*EXERCISE*
Write every record out again exactly as given.

Begin RAW RECORDS

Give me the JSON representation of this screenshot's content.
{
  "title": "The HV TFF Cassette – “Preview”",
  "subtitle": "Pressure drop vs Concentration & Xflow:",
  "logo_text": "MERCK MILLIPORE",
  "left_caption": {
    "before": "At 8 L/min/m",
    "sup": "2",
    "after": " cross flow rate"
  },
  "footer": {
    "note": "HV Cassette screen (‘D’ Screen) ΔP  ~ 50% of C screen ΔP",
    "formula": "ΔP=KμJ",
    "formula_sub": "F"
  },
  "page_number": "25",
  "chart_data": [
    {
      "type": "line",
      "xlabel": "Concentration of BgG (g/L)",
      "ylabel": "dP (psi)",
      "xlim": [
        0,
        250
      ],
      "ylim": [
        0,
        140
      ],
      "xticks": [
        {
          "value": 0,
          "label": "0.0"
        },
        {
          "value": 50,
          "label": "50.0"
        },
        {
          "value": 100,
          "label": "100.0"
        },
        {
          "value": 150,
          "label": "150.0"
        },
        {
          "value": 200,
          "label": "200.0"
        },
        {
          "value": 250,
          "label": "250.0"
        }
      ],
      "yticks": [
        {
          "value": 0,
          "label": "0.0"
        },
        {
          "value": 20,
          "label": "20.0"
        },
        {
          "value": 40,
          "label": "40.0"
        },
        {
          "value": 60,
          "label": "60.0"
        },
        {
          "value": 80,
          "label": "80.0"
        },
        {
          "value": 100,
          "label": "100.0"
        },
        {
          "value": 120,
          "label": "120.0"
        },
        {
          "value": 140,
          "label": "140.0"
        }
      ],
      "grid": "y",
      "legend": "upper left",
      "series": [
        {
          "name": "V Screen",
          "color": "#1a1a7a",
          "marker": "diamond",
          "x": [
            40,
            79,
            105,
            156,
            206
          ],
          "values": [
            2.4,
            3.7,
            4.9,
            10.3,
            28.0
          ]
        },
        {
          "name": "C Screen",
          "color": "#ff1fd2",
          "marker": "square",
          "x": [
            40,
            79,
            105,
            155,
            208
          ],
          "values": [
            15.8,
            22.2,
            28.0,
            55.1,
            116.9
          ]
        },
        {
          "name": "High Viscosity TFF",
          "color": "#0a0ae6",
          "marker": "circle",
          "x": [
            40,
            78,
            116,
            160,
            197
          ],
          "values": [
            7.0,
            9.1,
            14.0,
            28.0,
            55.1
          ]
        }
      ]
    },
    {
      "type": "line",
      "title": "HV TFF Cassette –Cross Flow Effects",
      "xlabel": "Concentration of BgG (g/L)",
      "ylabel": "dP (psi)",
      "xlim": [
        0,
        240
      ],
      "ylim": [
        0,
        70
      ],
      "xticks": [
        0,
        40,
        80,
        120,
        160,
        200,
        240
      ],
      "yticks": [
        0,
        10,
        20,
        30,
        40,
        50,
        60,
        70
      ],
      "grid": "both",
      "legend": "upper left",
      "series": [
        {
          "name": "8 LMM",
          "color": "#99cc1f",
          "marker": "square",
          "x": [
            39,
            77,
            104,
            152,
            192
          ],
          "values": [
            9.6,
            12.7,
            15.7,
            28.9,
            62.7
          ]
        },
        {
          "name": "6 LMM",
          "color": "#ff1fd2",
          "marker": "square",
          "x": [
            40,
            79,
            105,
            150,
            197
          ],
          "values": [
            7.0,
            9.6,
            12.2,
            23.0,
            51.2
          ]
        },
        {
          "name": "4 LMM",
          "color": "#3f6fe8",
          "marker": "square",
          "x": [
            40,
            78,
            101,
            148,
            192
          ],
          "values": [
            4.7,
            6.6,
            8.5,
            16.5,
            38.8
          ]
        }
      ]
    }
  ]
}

End RAW RECORDS

*FINISHED TASK*
Give me the JSON representation of this screenshot's content.
{
  "title": "The HV TFF Cassette – “Preview”",
  "subtitle": "Pressure drop vs Concentration & Xflow:",
  "logo_text": "MERCK MILLIPORE",
  "left_caption": {
    "before": "At 8 L/min/m",
    "sup": "2",
    "after": " cross flow rate"
  },
  "footer": {
    "note": "HV Cassette screen (‘D’ Screen) ΔP  ~ 50% of C screen ΔP",
    "formula": "ΔP=KμJ",
    "formula_sub": "F"
  },
  "page_number": "25",
  "chart_data": [
    {
      "type": "line",
      "xlabel": "Concentration of BgG (g/L)",
      "ylabel": "dP (psi)",
      "xlim": [
        0,
        250
      ],
      "ylim": [
        0,
        140
      ],
      "xticks": [
        {
          "value": 0,
          "label": "0.0"
        },
        {
          "value": 50,
          "label": "50.0"
        },
        {
          "value": 100,
          "label": "100.0"
        },
        {
          "value": 150,
          "label": "150.0"
        },
        {
          "value": 200,
          "label": "200.0"
        },
        {
          "value": 250,
          "label": "250.0"
        }
      ],
      "yticks": [
        {
          "value": 0,
          "label": "0.0"
        },
        {
          "value": 20,
          "label": "20.0"
        },
        {
          "value": 40,
          "label": "40.0"
        },
        {
          "value": 60,
          "label": "60.0"
        },
        {
          "value": 80,
          "label": "80.0"
        },
        {
          "value": 100,
          "label": "100.0"
        },
        {
          "value": 120,
          "label": "120.0"
        },
        {
          "value": 140,
          "label": "140.0"
        }
      ],
      "grid": "y",
      "legend": "upper left",
      "series": [
        {
          "name": "V Screen",
          "color": "#1a1a7a",
          "marker": "diamond",
          "x": [
            40,
            79,
            105,
            156,
            206
          ],
          "values": [
            2.4,
            3.7,
            4.9,
            10.3,
            28.0
          ]
        },
        {
          "name": "C Screen",
          "color": "#ff1fd2",
          "marker": "square",
          "x": [
            40,
            79,
            105,
            155,
            208
          ],
          "values": [
            15.8,
            22.2,
            28.0,
            55.1,
            116.9
          ]
        },
        {
          "name": "High Viscosity TFF",
          "color": "#0a0ae6",
          "marker": "circle",
          "x": [
            40,
            78,
            116,
            160,
            197
          ],
          "values": [
            7.0,
            9.1,
            14.0,
            28.0,
            55.1
          ]
        }
      ]
    },
    {
      "type": "line",
      "title": "HV TFF Cassette –Cross Flow Effects",
      "xlabel": "Concentration of BgG (g/L)",
      "ylabel": "dP (psi)",
      "xlim": [
        0,
        240
      ],
      "ylim": [
        0,
        70
      ],
      "xticks": [
        0,
        40,
        80,
        120,
        160,
        200,
        240
      ],
      "yticks": [
        0,
        10,
        20,
        30,
        40,
        50,
        60,
        70
      ],
      "grid": "both",
      "legend": "upper left",
      "series": [
        {
          "name": "8 LMM",
          "color": "#99cc1f",
          "marker": "square",
          "x": [
            39,
            77,
            104,
            152,
            192
          ],
          "values": [
            9.6,
            12.7,
            15.7,
            28.9,
            62.7
          ]
        },
        {
          "name": "6 LMM",
          "color": "#ff1fd2",
          "marker": "square",
          "x": [
            40,
            79,
            105,
            150,
            197
          ],
          "values": [
            7.0,
            9.6,
            12.2,
            23.0,
            51.2
          ]
        },
        {
          "name": "4 LMM",
          "color": "#3f6fe8",
          "marker": "square",
          "x": [
            40,
            78,
            101,
            148,
            192
          ],
          "values": [
            4.7,
            6.6,
            8.5,
            16.5,
            38.8
          ]
        }
      ]
    }
  ]
}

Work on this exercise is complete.